Task statement
Show only lines that include "document".

Supplied entries
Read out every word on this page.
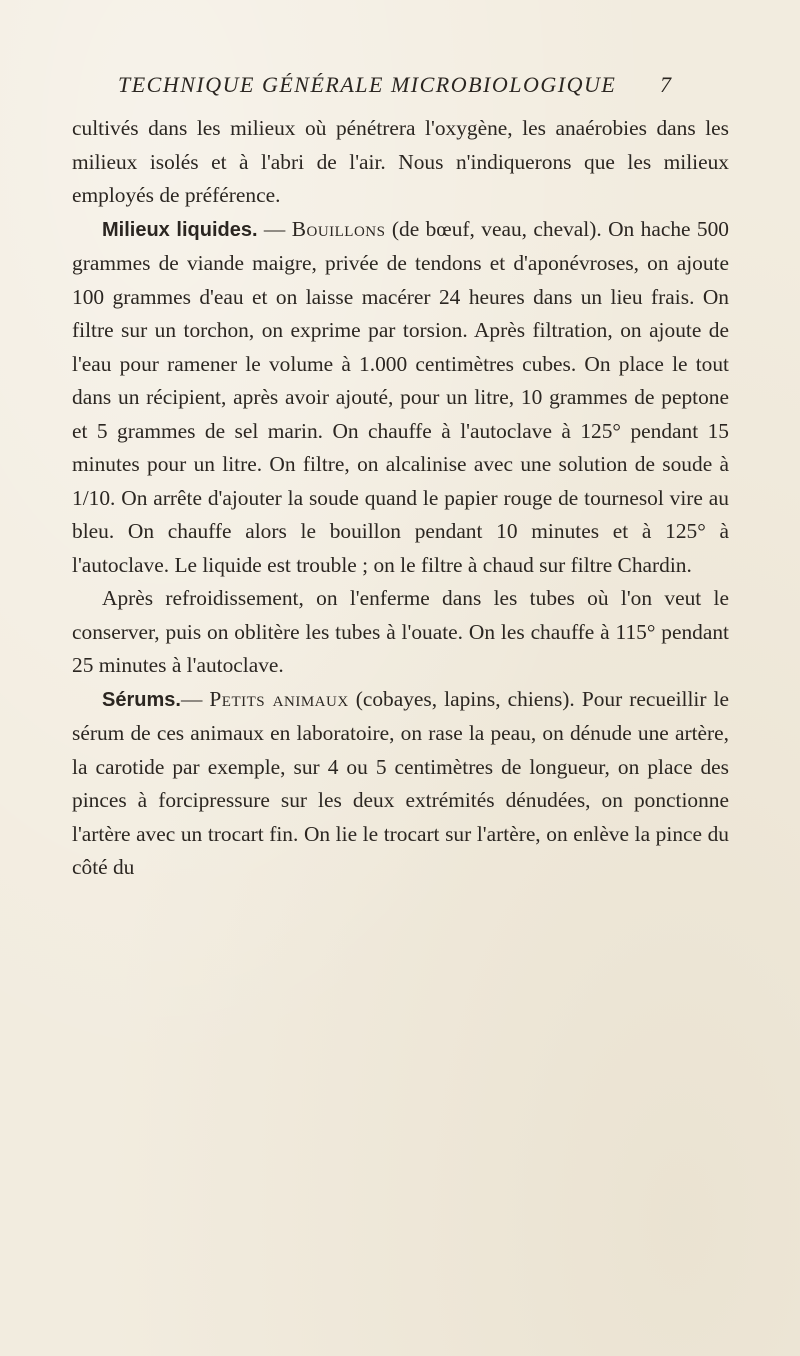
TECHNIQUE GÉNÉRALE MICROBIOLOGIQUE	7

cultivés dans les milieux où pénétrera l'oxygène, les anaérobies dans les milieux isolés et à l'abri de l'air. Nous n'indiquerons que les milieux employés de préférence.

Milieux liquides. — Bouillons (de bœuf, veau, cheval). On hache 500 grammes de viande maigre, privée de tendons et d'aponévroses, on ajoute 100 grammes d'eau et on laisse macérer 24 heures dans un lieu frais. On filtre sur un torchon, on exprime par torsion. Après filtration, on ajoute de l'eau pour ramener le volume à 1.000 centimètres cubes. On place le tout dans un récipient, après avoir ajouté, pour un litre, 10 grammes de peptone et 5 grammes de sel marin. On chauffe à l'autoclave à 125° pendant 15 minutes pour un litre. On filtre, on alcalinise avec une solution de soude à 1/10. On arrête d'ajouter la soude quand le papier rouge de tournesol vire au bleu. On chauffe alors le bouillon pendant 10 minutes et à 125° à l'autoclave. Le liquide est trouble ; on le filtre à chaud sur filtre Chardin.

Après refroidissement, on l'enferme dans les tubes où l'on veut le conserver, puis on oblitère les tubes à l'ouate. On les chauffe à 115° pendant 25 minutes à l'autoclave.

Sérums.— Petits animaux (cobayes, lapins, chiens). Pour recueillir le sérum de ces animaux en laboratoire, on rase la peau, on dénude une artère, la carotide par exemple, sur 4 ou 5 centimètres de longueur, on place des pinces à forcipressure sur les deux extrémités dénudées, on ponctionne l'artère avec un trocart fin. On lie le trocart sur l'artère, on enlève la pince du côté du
---
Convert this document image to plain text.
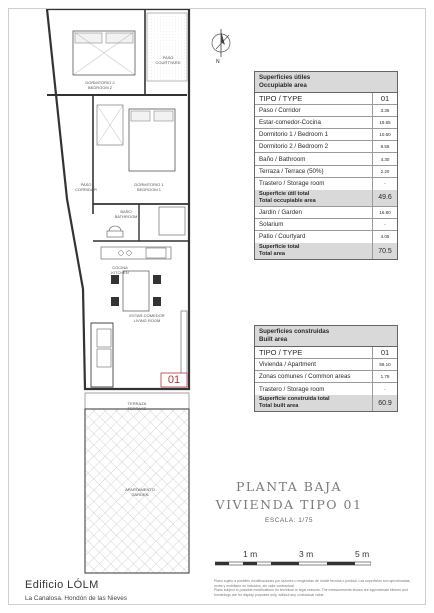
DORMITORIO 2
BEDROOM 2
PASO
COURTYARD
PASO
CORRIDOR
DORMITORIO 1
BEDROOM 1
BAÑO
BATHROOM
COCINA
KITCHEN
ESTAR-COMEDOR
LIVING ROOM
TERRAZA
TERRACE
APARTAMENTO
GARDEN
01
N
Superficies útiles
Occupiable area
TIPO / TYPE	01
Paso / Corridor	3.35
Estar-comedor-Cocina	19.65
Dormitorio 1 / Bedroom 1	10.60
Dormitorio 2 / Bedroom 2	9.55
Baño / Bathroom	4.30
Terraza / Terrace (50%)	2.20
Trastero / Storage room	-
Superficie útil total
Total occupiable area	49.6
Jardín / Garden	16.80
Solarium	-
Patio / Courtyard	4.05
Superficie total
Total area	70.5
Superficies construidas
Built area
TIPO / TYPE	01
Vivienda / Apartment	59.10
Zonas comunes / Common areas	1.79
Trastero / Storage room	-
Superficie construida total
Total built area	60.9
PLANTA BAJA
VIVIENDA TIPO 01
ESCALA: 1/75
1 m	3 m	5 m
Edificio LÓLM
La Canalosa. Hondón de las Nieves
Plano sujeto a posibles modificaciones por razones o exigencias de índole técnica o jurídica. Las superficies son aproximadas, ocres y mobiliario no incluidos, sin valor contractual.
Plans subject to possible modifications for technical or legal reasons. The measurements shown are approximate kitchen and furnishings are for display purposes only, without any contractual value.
...
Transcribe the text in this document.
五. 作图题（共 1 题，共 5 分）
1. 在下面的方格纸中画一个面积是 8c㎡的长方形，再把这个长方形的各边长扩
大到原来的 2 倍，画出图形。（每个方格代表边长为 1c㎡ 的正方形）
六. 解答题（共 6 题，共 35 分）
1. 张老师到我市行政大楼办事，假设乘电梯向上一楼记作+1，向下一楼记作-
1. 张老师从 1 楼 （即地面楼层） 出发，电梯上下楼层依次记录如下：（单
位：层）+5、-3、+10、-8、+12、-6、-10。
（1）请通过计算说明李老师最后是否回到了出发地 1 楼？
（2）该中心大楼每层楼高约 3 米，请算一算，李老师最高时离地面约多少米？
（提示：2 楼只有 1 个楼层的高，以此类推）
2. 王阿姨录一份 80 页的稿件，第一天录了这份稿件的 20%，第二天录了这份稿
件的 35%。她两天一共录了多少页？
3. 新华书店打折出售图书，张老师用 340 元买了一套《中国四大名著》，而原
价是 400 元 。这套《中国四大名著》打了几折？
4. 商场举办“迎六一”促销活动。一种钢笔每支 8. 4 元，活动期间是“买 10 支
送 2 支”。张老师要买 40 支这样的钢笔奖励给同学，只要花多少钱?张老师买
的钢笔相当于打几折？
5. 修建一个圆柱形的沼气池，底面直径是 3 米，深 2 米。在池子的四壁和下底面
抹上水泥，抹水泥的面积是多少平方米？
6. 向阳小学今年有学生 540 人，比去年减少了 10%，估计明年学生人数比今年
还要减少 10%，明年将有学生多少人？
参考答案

Response for this exercise
Convert this document image to plain text.
Transcribe the text in this document.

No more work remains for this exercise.